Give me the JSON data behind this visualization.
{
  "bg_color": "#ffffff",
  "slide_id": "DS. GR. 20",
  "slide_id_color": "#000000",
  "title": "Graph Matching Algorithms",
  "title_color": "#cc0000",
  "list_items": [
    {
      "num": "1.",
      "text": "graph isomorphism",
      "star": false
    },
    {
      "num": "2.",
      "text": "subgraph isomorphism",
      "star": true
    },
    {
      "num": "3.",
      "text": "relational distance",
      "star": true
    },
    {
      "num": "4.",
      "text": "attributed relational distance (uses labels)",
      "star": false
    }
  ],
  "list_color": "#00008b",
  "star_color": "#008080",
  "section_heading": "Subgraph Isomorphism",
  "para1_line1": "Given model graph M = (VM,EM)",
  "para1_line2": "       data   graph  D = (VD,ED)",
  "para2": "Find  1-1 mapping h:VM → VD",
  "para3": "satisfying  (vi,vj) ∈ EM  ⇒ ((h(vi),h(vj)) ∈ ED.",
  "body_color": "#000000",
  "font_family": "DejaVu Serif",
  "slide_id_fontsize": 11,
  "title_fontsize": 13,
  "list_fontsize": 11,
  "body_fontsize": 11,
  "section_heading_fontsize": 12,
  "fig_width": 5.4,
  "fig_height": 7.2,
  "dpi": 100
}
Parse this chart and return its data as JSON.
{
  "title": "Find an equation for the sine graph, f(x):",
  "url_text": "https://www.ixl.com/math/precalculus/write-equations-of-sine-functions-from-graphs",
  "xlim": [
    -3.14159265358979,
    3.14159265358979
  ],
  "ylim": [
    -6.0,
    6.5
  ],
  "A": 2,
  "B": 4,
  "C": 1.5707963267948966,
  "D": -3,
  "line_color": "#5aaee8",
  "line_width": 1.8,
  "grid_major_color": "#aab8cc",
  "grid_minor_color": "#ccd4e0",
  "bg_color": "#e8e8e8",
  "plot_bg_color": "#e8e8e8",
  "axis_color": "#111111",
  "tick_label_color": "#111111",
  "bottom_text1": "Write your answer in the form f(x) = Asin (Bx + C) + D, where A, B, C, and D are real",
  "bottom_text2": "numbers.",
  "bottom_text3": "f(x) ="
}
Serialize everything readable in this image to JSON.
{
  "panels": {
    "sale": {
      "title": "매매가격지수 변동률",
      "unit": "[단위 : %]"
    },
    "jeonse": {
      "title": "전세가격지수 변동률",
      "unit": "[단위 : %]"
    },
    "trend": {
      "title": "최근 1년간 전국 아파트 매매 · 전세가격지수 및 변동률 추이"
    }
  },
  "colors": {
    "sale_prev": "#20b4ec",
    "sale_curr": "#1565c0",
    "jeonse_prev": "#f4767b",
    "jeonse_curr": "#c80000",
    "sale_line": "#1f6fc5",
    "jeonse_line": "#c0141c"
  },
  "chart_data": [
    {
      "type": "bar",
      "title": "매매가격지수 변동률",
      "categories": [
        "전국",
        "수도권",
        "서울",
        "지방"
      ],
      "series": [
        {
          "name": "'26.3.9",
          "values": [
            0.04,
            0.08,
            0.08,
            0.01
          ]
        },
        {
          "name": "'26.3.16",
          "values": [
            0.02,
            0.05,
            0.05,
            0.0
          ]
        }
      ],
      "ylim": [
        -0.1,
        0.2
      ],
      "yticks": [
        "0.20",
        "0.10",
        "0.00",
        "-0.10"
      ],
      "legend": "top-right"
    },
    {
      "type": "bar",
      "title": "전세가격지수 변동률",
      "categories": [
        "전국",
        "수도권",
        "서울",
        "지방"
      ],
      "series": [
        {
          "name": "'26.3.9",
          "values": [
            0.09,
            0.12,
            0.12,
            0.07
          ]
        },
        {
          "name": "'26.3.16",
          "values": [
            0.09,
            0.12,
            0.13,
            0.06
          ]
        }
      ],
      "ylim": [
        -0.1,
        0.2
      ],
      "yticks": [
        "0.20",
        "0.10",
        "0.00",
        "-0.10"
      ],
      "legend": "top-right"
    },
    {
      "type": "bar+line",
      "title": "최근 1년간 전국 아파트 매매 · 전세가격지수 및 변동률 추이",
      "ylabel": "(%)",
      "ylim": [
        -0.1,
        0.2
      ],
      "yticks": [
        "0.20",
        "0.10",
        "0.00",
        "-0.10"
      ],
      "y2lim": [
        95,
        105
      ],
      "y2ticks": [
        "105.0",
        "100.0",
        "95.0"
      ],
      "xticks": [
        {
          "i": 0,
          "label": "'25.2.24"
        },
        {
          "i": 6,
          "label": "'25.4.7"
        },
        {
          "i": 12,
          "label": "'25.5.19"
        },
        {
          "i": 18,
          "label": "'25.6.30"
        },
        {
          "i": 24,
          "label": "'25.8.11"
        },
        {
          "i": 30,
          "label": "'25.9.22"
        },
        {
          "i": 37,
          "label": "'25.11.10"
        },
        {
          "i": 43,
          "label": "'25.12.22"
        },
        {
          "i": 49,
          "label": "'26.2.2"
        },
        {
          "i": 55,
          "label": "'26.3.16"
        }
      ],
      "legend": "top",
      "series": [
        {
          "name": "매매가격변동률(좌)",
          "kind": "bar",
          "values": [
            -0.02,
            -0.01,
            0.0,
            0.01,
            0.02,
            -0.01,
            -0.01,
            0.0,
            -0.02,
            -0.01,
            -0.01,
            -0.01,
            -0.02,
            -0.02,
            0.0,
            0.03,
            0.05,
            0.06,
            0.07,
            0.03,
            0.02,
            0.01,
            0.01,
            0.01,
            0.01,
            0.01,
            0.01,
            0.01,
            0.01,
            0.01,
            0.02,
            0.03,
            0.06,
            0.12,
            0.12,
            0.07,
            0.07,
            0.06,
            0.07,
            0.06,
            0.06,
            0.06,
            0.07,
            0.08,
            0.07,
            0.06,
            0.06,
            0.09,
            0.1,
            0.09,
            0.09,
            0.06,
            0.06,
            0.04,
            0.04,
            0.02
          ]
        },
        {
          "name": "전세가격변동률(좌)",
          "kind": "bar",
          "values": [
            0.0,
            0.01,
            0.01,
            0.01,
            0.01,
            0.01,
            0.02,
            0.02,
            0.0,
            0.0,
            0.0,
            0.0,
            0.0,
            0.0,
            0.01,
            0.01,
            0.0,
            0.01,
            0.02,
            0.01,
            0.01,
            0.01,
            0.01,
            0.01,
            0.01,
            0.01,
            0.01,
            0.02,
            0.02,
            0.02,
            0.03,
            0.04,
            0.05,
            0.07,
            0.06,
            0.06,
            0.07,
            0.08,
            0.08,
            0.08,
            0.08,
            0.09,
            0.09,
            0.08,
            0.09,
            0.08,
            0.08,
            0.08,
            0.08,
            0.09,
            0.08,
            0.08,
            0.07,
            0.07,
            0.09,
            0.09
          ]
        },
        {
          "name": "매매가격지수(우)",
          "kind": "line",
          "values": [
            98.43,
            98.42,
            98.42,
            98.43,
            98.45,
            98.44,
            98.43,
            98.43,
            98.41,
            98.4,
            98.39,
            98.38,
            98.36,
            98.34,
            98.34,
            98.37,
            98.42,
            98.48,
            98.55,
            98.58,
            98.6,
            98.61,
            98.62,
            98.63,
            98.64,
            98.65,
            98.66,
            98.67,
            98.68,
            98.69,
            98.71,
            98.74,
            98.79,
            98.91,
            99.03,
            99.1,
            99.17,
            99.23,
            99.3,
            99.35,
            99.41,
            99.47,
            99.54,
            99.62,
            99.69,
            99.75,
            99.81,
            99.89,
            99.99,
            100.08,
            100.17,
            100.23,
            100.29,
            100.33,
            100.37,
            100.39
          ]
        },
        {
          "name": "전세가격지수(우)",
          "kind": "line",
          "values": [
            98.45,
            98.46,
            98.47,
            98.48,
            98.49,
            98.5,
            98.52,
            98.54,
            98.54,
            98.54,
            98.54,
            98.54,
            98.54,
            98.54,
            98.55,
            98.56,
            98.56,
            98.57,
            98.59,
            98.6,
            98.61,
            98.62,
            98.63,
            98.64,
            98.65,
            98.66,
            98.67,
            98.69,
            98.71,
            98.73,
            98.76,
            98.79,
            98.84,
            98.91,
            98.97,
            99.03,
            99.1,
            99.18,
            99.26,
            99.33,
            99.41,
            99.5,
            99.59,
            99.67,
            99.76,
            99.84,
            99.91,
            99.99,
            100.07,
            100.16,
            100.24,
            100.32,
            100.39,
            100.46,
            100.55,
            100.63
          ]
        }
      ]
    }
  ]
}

### PROBLEM STATEMENT
In the material above, find the lines that contain "전세가격지수" and show them.

### EXPECTED ANSWER
      "title": "전세가격지수 변동률",
      "title": "최근 1년간 전국 아파트 매매 · 전세가격지수 및 변동률 추이"
      "title": "전세가격지수 변동률",
      "title": "최근 1년간 전국 아파트 매매 · 전세가격지수 및 변동률 추이",
          "name": "전세가격지수(우)",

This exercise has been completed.